▸ Aim of the exercise:
Quote the listing below in its entirety, omitting every image.

▸ Records provided:

§ §

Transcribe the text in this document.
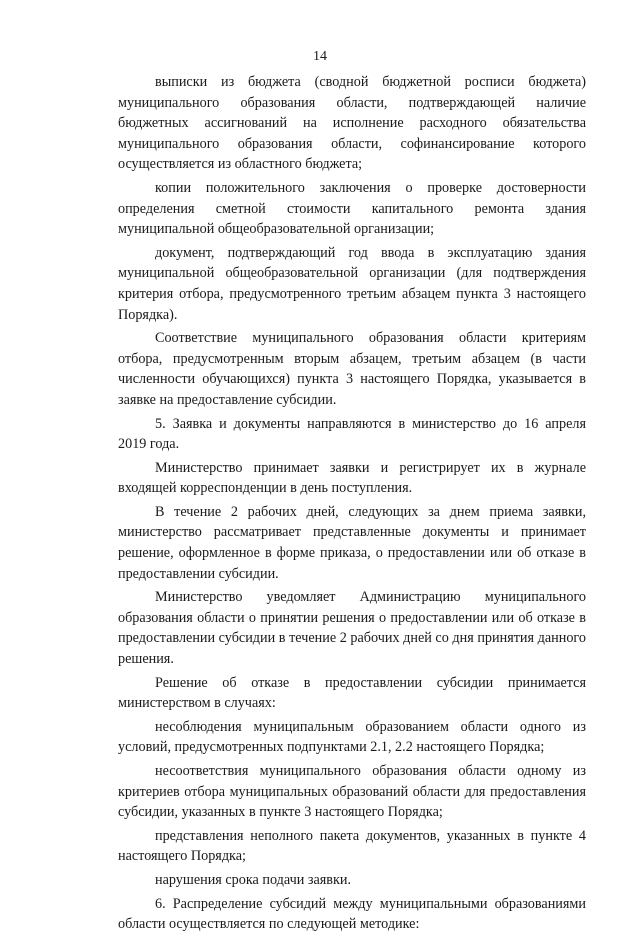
14

выписки из бюджета (сводной бюджетной росписи бюджета) муниципального образования области, подтверждающей наличие бюджетных ассигнований на исполнение расходного обязательства муниципального образования области, софинансирование которого осуществляется из областного бюджета;

копии положительного заключения о проверке достоверности определения сметной стоимости капитального ремонта здания муниципальной общеобразовательной организации;

документ, подтверждающий год ввода в эксплуатацию здания муниципальной общеобразовательной организации (для подтверждения критерия отбора, предусмотренного третьим абзацем пункта 3 настоящего Порядка).

Соответствие муниципального образования области критериям отбора, предусмотренным вторым абзацем, третьим абзацем (в части численности обучающихся) пункта 3 настоящего Порядка, указывается в заявке на предоставление субсидии.

5. Заявка и документы направляются в министерство до 16 апреля 2019 года.

Министерство принимает заявки и регистрирует их в журнале входящей корреспонденции в день поступления.

В течение 2 рабочих дней, следующих за днем приема заявки, министерство рассматривает представленные документы и принимает решение, оформленное в форме приказа, о предоставлении или об отказе в предоставлении субсидии.

Министерство уведомляет Администрацию муниципального образования области о принятии решения о предоставлении или об отказе в предоставлении субсидии в течение 2 рабочих дней со дня принятия данного решения.

Решение об отказе в предоставлении субсидии принимается министерством в случаях:

несоблюдения муниципальным образованием области одного из условий, предусмотренных подпунктами 2.1, 2.2 настоящего Порядка;

несоответствия муниципального образования области одному из критериев отбора муниципальных образований области для предоставления субсидии, указанных в пункте 3 настоящего Порядка;

представления неполного пакета документов, указанных в пункте 4 настоящего Порядка;

нарушения срока подачи заявки.

6. Распределение субсидий между муниципальными образованиями области осуществляется по следующей методике:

§ §

▸ Expected output:
Transcribe the text in this document.
14

выписки из бюджета (сводной бюджетной росписи бюджета) муниципального образования области, подтверждающей наличие бюджетных ассигнований на исполнение расходного обязательства муниципального образования области, софинансирование которого осуществляется из областного бюджета;

копии положительного заключения о проверке достоверности определения сметной стоимости капитального ремонта здания муниципальной общеобразовательной организации;

документ, подтверждающий год ввода в эксплуатацию здания муниципальной общеобразовательной организации (для подтверждения критерия отбора, предусмотренного третьим абзацем пункта 3 настоящего Порядка).

Соответствие муниципального образования области критериям отбора, предусмотренным вторым абзацем, третьим абзацем (в части численности обучающихся) пункта 3 настоящего Порядка, указывается в заявке на предоставление субсидии.

5. Заявка и документы направляются в министерство до 16 апреля 2019 года.

Министерство принимает заявки и регистрирует их в журнале входящей корреспонденции в день поступления.

В течение 2 рабочих дней, следующих за днем приема заявки, министерство рассматривает представленные документы и принимает решение, оформленное в форме приказа, о предоставлении или об отказе в предоставлении субсидии.

Министерство уведомляет Администрацию муниципального образования области о принятии решения о предоставлении или об отказе в предоставлении субсидии в течение 2 рабочих дней со дня принятия данного решения.

Решение об отказе в предоставлении субсидии принимается министерством в случаях:

несоблюдения муниципальным образованием области одного из условий, предусмотренных подпунктами 2.1, 2.2 настоящего Порядка;

несоответствия муниципального образования области одному из критериев отбора муниципальных образований области для предоставления субсидии, указанных в пункте 3 настоящего Порядка;

представления неполного пакета документов, указанных в пункте 4 настоящего Порядка;

нарушения срока подачи заявки.

6. Распределение субсидий между муниципальными образованиями области осуществляется по следующей методике:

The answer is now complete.